• _WHAT THE TASK REQUIRES_
Reproduce every line of the material below without changing anything, and leave the pictures out.

[Data items]
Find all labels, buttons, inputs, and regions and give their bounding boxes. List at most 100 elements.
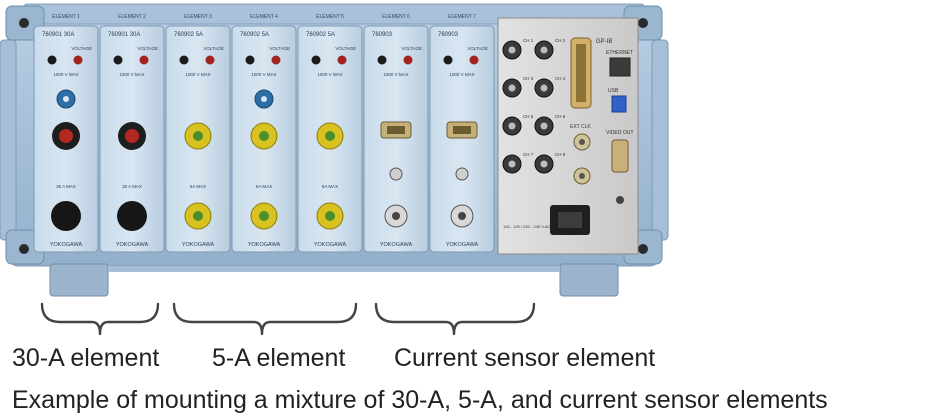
voltage-label: VOLTAGE [467, 46, 488, 51]
voltage-terminal-low [245, 55, 255, 65]
ethernet-port [609, 57, 631, 77]
element-header-label: ELEMENT 5 [316, 14, 344, 20]
element-header-label: ELEMENT 1 [52, 14, 80, 20]
voltage-label: VOLTAGE [401, 46, 422, 51]
current-terminal-low [117, 201, 147, 231]
element-module-3: 760902 5A VOLTAGE 1000 V MAX 5A MAX YOKOGAWA [165, 25, 231, 253]
video-out-label: VIDEO OUT [606, 130, 634, 136]
voltage-label: VOLTAGE [269, 46, 290, 51]
module-model-label: 760903 [438, 32, 459, 38]
element-header-label: ELEMENT 3 [184, 14, 212, 20]
current-terminal-core [193, 211, 203, 221]
brace-5a [172, 302, 358, 336]
module-model-label: 760902 5A [306, 32, 335, 38]
voltage-label: VOLTAGE [203, 46, 224, 51]
rear-connector-panel: CH 1 CH 2 CH 3 CH 4 CH 5 CH 6 CH 7 CH 8 GP-IB E… [497, 17, 639, 255]
max-voltage-label: 1000 V MAX [251, 72, 276, 77]
bnc-channel-label: CH 3 [523, 76, 534, 81]
element-module-5: 760902 5A VOLTAGE 1000 V MAX 5A MAX YOKOGAWA [297, 25, 363, 253]
module-model-label: 760901 30A [42, 32, 74, 38]
voltage-terminal-high [469, 55, 479, 65]
voltage-terminal-high [271, 55, 281, 65]
voltage-terminal-high [73, 55, 83, 65]
max-voltage-label: 1000 V MAX [53, 72, 78, 77]
element-header-label: ELEMENT 4 [250, 14, 278, 20]
module-model-label: 760902 5A [174, 32, 203, 38]
module-model-label: 760902 5A [240, 32, 269, 38]
brand-label: YOKOGAWA [314, 242, 347, 248]
usb-label: USB [608, 88, 619, 94]
max-current-label: 5A MAX [322, 184, 338, 189]
brand-label: YOKOGAWA [50, 242, 83, 248]
label-5a-element: 5-A element [212, 344, 346, 372]
voltage-terminal-high [403, 55, 413, 65]
label-30a-element: 30-A element [12, 344, 160, 372]
element-header-strip: ELEMENT 1 ELEMENT 2 ELEMENT 3 ELEMENT 4 ELEM… [52, 14, 476, 20]
label-current-sensor-element: Current sensor element [394, 344, 656, 372]
current-terminal-core [325, 131, 335, 141]
max-current-label: 5A MAX [190, 184, 206, 189]
bnc-channel-label: CH 6 [555, 114, 566, 119]
brace-sensor [374, 302, 536, 336]
brace-30a [40, 302, 160, 336]
gpib-label: GP-IB [596, 39, 612, 45]
module-body [429, 25, 495, 253]
max-voltage-label: 1000 V MAX [383, 72, 408, 77]
voltage-terminal-low [47, 55, 57, 65]
module-model-label: 760903 [372, 32, 393, 38]
brand-label: YOKOGAWA [248, 242, 281, 248]
bnc-channel-label: CH 5 [523, 114, 534, 119]
current-terminal-core [193, 131, 203, 141]
sensor-bnc-small [389, 167, 403, 181]
element-module-4: 760902 5A VOLTAGE 1000 V MAX 5A MAX YOKOGAWA [231, 25, 297, 253]
voltage-terminal-high [139, 55, 149, 65]
brand-label: YOKOGAWA [446, 242, 479, 248]
voltage-terminal-low [443, 55, 453, 65]
voltage-terminal-low [179, 55, 189, 65]
group-braces [40, 302, 536, 336]
power-rating-label: 100 - 120 / 220 - 240 V AC [503, 224, 550, 229]
sensor-bnc-small [455, 167, 469, 181]
bnc-channel-label: CH 2 [555, 38, 566, 43]
bnc-channel-label: CH 4 [555, 76, 566, 81]
video-out-port [611, 139, 629, 173]
bnc-channel-label: CH 8 [555, 152, 566, 157]
element-modules: 760901 30A VOLTAGE 1000 V MAX 30 A MAX YOKOG… [33, 25, 495, 253]
module-body [363, 25, 429, 253]
element-header-label: ELEMENT 2 [118, 14, 146, 20]
current-terminal-ring [59, 129, 73, 143]
current-terminal-core [259, 131, 269, 141]
current-terminal-low [51, 201, 81, 231]
ext-clk-label: EXT CLK [570, 124, 591, 130]
voltage-terminal-low [311, 55, 321, 65]
instrument-rear-panel-photo: ELEMENT 1 ELEMENT 2 ELEMENT 3 ELEMENT 4 ELEM… [0, 3, 669, 336]
brand-label: YOKOGAWA [116, 242, 149, 248]
max-current-label: 30 A MAX [122, 184, 142, 189]
voltage-terminal-high [205, 55, 215, 65]
voltage-terminal-low [113, 55, 123, 65]
voltage-label: VOLTAGE [335, 46, 356, 51]
usb-port [611, 95, 627, 113]
element-header-label: ELEMENT 6 [382, 14, 410, 20]
brand-label: YOKOGAWA [182, 242, 215, 248]
element-module-2: 760901 30A VOLTAGE 1000 V MAX 30 A MAX YOKOG… [99, 25, 165, 253]
current-terminal-core [325, 211, 335, 221]
max-voltage-label: 1000 V MAX [185, 72, 210, 77]
ethernet-label: ETHERNET [606, 50, 633, 56]
voltage-label: VOLTAGE [71, 46, 92, 51]
max-voltage-label: 1000 V MAX [449, 72, 474, 77]
voltage-label: VOLTAGE [137, 46, 158, 51]
module-model-label: 760901 30A [108, 32, 140, 38]
max-voltage-label: 1000 V MAX [317, 72, 342, 77]
brand-label: YOKOGAWA [380, 242, 413, 248]
max-current-label: 5A MAX [256, 184, 272, 189]
bnc-channel-inputs: CH 1 CH 2 CH 3 CH 4 CH 5 CH 6 CH 7 CH 8 [502, 38, 566, 174]
figure-caption: Example of mounting a mixture of 30-A, 5… [12, 386, 828, 414]
bnc-channel-label: CH 7 [523, 152, 534, 157]
max-voltage-label: 1000 V MAX [119, 72, 144, 77]
bnc-channel-label: CH 1 [523, 38, 534, 43]
element-header-label: ELEMENT 7 [448, 14, 476, 20]
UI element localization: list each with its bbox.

• _RESPONSE_
Find all labels, buttons, inputs, and regions and give their bounding boxes. List at most 100 elements.
voltage-label: VOLTAGE [467, 46, 488, 51]
voltage-terminal-low [245, 55, 255, 65]
ethernet-port [609, 57, 631, 77]
element-header-label: ELEMENT 5 [316, 14, 344, 20]
element-header-label: ELEMENT 1 [52, 14, 80, 20]
voltage-label: VOLTAGE [401, 46, 422, 51]
current-terminal-low [117, 201, 147, 231]
element-module-3: 760902 5A VOLTAGE 1000 V MAX 5A MAX YOKOGAWA [165, 25, 231, 253]
video-out-label: VIDEO OUT [606, 130, 634, 136]
voltage-label: VOLTAGE [269, 46, 290, 51]
module-model-label: 760903 [438, 32, 459, 38]
element-header-label: ELEMENT 3 [184, 14, 212, 20]
current-terminal-core [193, 211, 203, 221]
brace-5a [172, 302, 358, 336]
module-model-label: 760902 5A [306, 32, 335, 38]
voltage-label: VOLTAGE [203, 46, 224, 51]
rear-connector-panel: CH 1 CH 2 CH 3 CH 4 CH 5 CH 6 CH 7 CH 8 GP-IB E… [497, 17, 639, 255]
max-voltage-label: 1000 V MAX [251, 72, 276, 77]
bnc-channel-label: CH 3 [523, 76, 534, 81]
element-module-5: 760902 5A VOLTAGE 1000 V MAX 5A MAX YOKOGAWA [297, 25, 363, 253]
module-model-label: 760901 30A [42, 32, 74, 38]
voltage-terminal-high [469, 55, 479, 65]
voltage-terminal-high [271, 55, 281, 65]
voltage-terminal-high [73, 55, 83, 65]
max-voltage-label: 1000 V MAX [53, 72, 78, 77]
element-header-label: ELEMENT 4 [250, 14, 278, 20]
module-model-label: 760902 5A [174, 32, 203, 38]
module-model-label: 760902 5A [240, 32, 269, 38]
brand-label: YOKOGAWA [314, 242, 347, 248]
usb-label: USB [608, 88, 619, 94]
max-current-label: 5A MAX [322, 184, 338, 189]
brand-label: YOKOGAWA [50, 242, 83, 248]
label-5a-element: 5-A element [212, 344, 346, 372]
voltage-terminal-high [403, 55, 413, 65]
label-30a-element: 30-A element [12, 344, 160, 372]
element-header-strip: ELEMENT 1 ELEMENT 2 ELEMENT 3 ELEMENT 4 ELEM… [52, 14, 476, 20]
label-current-sensor-element: Current sensor element [394, 344, 656, 372]
current-terminal-core [325, 131, 335, 141]
max-current-label: 5A MAX [190, 184, 206, 189]
bnc-channel-label: CH 6 [555, 114, 566, 119]
brace-sensor [374, 302, 536, 336]
brace-30a [40, 302, 160, 336]
gpib-label: GP-IB [596, 39, 612, 45]
module-body [429, 25, 495, 253]
max-voltage-label: 1000 V MAX [383, 72, 408, 77]
voltage-terminal-low [47, 55, 57, 65]
module-model-label: 760903 [372, 32, 393, 38]
brand-label: YOKOGAWA [248, 242, 281, 248]
bnc-channel-label: CH 5 [523, 114, 534, 119]
current-terminal-core [193, 131, 203, 141]
sensor-bnc-small [389, 167, 403, 181]
element-module-4: 760902 5A VOLTAGE 1000 V MAX 5A MAX YOKOGAWA [231, 25, 297, 253]
voltage-terminal-high [139, 55, 149, 65]
brand-label: YOKOGAWA [446, 242, 479, 248]
voltage-terminal-low [443, 55, 453, 65]
voltage-terminal-low [179, 55, 189, 65]
group-braces [40, 302, 536, 336]
power-rating-label: 100 - 120 / 220 - 240 V AC [503, 224, 550, 229]
sensor-bnc-small [455, 167, 469, 181]
bnc-channel-label: CH 2 [555, 38, 566, 43]
bnc-channel-label: CH 4 [555, 76, 566, 81]
video-out-port [611, 139, 629, 173]
bnc-channel-label: CH 8 [555, 152, 566, 157]
element-modules: 760901 30A VOLTAGE 1000 V MAX 30 A MAX YOKOG… [33, 25, 495, 253]
module-body [363, 25, 429, 253]
element-header-label: ELEMENT 2 [118, 14, 146, 20]
current-terminal-ring [59, 129, 73, 143]
current-terminal-core [259, 131, 269, 141]
current-terminal-low [51, 201, 81, 231]
ext-clk-label: EXT CLK [570, 124, 591, 130]
voltage-terminal-low [311, 55, 321, 65]
instrument-rear-panel-photo: ELEMENT 1 ELEMENT 2 ELEMENT 3 ELEMENT 4 ELEM… [0, 3, 669, 336]
brand-label: YOKOGAWA [116, 242, 149, 248]
max-current-label: 30 A MAX [122, 184, 142, 189]
voltage-terminal-high [205, 55, 215, 65]
voltage-terminal-low [113, 55, 123, 65]
voltage-label: VOLTAGE [335, 46, 356, 51]
usb-port [611, 95, 627, 113]
element-header-label: ELEMENT 6 [382, 14, 410, 20]
brand-label: YOKOGAWA [182, 242, 215, 248]
element-module-2: 760901 30A VOLTAGE 1000 V MAX 30 A MAX YOKOG… [99, 25, 165, 253]
current-terminal-core [325, 211, 335, 221]
max-voltage-label: 1000 V MAX [185, 72, 210, 77]
ethernet-label: ETHERNET [606, 50, 633, 56]
voltage-label: VOLTAGE [71, 46, 92, 51]
max-voltage-label: 1000 V MAX [449, 72, 474, 77]
voltage-label: VOLTAGE [137, 46, 158, 51]
module-model-label: 760901 30A [108, 32, 140, 38]
max-voltage-label: 1000 V MAX [317, 72, 342, 77]
brand-label: YOKOGAWA [380, 242, 413, 248]
max-current-label: 5A MAX [256, 184, 272, 189]
bnc-channel-inputs: CH 1 CH 2 CH 3 CH 4 CH 5 CH 6 CH 7 CH 8 [502, 38, 566, 174]
figure-caption: Example of mounting a mixture of 30-A, 5… [12, 386, 828, 414]
bnc-channel-label: CH 7 [523, 152, 534, 157]
max-voltage-label: 1000 V MAX [119, 72, 144, 77]
bnc-channel-label: CH 1 [523, 38, 534, 43]
element-header-label: ELEMENT 7 [448, 14, 476, 20]
UI element localization: list each with its bbox.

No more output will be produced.